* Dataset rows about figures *

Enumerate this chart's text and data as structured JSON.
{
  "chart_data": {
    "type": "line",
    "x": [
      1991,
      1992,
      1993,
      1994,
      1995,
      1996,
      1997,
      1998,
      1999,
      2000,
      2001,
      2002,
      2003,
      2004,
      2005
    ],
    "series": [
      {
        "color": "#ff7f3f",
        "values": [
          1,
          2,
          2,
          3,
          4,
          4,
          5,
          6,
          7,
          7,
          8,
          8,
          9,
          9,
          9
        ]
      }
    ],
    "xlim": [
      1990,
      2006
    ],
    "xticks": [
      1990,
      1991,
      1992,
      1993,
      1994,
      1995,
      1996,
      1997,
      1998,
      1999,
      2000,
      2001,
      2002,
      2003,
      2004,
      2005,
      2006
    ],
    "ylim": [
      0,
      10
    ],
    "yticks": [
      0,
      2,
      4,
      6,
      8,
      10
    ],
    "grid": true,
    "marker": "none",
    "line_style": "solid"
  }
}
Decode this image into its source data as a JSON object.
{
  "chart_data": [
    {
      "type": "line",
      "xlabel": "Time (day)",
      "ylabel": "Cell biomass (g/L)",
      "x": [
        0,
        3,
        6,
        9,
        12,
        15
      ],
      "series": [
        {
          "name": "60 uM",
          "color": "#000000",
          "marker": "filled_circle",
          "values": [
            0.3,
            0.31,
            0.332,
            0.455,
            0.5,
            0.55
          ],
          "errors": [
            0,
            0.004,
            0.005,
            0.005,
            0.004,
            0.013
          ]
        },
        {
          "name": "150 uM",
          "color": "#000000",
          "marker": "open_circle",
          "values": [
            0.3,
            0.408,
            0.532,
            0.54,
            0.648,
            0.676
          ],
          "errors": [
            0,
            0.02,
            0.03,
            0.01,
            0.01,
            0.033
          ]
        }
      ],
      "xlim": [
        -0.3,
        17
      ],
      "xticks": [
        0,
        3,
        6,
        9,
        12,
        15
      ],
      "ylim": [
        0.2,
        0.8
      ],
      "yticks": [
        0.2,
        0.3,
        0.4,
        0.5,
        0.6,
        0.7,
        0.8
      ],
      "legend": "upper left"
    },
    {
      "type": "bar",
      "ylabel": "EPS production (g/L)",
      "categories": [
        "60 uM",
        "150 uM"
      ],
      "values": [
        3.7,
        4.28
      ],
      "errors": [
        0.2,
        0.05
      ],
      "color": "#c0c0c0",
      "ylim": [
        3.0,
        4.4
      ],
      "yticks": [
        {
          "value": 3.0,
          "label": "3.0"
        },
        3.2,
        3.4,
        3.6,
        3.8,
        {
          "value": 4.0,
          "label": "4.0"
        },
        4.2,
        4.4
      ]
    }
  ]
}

* THE EXERCISE *
Select all lines in the listing above where the word "marker" appears, and show them.

* WRITTEN ANSWER *
    "marker": "none",
          "marker": "filled_circle",
          "marker": "open_circle",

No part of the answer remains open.